=== Short exercise ===
Gather every line holding the string "OrderApplication".

=== Records for this exercise ===
■ ■ ■ ■ ■
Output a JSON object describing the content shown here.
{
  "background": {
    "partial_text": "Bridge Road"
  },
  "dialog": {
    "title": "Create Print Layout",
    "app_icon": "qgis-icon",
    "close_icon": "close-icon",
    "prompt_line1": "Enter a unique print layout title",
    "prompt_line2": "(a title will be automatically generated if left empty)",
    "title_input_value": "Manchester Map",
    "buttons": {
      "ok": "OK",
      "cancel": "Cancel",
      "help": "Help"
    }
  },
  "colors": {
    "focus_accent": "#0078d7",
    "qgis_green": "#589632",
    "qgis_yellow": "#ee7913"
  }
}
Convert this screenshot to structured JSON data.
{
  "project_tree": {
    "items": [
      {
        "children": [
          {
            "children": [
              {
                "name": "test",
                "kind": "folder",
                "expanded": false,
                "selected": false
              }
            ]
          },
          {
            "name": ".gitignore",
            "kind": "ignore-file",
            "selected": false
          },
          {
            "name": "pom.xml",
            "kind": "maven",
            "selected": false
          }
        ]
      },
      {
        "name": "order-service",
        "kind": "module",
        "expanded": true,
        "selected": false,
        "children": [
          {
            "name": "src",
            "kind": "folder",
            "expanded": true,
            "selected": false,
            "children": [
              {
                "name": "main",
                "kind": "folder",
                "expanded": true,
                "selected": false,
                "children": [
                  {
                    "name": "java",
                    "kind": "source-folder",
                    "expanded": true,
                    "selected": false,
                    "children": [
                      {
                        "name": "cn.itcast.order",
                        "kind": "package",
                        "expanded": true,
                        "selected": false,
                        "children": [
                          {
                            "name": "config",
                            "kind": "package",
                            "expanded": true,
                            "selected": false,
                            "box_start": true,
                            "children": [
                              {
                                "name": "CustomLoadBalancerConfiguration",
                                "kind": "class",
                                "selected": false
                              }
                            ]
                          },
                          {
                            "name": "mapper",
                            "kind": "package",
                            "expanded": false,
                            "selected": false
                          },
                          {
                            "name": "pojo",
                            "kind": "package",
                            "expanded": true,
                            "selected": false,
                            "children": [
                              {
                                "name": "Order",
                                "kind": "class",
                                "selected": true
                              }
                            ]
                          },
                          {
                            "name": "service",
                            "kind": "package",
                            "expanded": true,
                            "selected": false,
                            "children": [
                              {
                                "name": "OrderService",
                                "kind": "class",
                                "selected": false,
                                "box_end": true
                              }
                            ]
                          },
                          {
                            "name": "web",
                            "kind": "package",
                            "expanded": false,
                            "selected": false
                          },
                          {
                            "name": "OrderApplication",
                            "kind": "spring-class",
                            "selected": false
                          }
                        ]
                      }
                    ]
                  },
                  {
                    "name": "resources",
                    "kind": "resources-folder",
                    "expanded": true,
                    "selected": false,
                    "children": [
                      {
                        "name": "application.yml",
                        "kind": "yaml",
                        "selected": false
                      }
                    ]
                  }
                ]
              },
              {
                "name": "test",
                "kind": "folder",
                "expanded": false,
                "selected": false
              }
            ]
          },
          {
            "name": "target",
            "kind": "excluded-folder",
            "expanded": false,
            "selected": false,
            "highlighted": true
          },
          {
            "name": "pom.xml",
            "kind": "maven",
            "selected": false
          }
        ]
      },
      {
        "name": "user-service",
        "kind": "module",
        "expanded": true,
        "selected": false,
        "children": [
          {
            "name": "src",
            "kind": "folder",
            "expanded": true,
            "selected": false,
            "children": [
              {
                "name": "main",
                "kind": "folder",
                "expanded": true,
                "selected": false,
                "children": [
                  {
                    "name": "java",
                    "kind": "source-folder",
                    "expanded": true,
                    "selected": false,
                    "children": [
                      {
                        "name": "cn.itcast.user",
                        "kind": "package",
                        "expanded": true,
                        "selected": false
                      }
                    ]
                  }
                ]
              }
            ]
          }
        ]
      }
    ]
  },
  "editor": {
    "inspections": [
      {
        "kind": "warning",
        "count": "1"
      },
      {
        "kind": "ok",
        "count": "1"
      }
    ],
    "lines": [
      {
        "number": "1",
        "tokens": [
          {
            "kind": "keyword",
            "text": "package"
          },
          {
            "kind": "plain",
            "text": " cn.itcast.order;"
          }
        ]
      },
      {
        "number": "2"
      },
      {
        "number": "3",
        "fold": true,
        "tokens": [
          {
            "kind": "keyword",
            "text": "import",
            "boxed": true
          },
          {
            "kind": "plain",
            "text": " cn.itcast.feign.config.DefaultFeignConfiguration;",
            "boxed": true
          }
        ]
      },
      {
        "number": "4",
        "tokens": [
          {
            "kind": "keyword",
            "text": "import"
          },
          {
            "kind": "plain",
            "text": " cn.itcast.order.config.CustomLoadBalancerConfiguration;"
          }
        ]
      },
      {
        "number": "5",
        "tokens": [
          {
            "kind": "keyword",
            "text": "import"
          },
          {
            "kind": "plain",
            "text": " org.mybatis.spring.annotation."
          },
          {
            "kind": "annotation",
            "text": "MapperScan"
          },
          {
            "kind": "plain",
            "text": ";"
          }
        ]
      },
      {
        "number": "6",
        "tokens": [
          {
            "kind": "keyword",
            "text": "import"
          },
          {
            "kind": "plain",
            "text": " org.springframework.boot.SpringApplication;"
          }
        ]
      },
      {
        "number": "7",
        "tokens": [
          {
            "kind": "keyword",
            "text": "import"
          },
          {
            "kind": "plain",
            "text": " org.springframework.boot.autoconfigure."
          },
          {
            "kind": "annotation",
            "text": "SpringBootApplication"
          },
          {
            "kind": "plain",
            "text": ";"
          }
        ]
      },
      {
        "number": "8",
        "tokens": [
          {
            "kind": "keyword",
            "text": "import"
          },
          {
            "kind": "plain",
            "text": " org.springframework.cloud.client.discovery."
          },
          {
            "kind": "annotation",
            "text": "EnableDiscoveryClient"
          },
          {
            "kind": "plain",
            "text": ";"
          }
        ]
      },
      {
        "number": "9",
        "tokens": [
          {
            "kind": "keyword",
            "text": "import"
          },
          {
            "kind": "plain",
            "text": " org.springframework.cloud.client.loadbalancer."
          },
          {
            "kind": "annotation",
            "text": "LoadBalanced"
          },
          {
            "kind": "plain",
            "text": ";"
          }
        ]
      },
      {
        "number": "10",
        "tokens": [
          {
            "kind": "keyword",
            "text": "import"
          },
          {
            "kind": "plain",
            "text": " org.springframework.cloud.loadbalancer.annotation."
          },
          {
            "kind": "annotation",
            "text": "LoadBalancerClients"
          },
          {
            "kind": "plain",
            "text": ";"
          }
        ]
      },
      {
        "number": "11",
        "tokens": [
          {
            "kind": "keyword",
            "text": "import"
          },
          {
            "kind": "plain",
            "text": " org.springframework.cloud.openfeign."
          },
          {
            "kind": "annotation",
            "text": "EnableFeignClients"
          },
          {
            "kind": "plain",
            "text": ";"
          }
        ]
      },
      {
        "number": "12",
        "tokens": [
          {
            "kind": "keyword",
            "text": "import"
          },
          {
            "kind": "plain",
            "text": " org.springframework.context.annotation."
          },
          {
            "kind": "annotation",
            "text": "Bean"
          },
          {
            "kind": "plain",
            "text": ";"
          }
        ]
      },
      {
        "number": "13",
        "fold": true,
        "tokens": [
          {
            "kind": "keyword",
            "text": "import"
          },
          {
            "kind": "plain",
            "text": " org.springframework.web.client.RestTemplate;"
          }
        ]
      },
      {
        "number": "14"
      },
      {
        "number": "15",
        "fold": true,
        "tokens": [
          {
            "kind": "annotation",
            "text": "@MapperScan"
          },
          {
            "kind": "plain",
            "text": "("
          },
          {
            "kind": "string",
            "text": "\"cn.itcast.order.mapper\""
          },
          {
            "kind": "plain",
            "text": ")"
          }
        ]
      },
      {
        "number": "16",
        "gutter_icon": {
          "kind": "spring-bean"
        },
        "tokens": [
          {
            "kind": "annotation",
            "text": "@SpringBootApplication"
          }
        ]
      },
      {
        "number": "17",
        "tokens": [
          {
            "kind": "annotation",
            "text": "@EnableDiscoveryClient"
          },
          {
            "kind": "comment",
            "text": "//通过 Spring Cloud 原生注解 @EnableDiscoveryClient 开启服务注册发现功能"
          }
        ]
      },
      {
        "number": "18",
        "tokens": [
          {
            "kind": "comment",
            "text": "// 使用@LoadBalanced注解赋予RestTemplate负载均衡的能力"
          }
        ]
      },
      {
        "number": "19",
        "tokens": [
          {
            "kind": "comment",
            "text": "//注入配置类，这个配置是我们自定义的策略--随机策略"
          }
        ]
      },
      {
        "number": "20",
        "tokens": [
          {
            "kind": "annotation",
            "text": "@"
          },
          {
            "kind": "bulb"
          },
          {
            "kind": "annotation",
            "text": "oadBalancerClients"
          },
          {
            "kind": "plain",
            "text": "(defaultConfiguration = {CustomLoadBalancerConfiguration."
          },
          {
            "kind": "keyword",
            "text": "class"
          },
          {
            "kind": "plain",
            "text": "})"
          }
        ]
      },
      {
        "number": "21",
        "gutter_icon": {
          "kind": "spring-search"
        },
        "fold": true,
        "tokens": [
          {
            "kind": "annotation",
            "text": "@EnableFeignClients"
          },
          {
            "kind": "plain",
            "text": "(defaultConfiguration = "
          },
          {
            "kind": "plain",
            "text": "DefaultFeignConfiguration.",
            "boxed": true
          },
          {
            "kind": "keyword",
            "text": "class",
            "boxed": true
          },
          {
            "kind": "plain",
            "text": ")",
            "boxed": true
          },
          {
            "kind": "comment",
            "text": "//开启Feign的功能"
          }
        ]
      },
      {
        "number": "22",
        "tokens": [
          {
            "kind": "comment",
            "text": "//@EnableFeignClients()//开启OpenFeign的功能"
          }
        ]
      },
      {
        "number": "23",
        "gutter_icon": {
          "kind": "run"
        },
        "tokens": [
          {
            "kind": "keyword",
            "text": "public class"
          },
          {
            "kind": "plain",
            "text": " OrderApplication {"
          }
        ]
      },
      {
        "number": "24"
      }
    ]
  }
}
■ ■ ■ ■ ■
=== Reply ===
                            "name": "OrderApplication",
            "text": " OrderApplication {"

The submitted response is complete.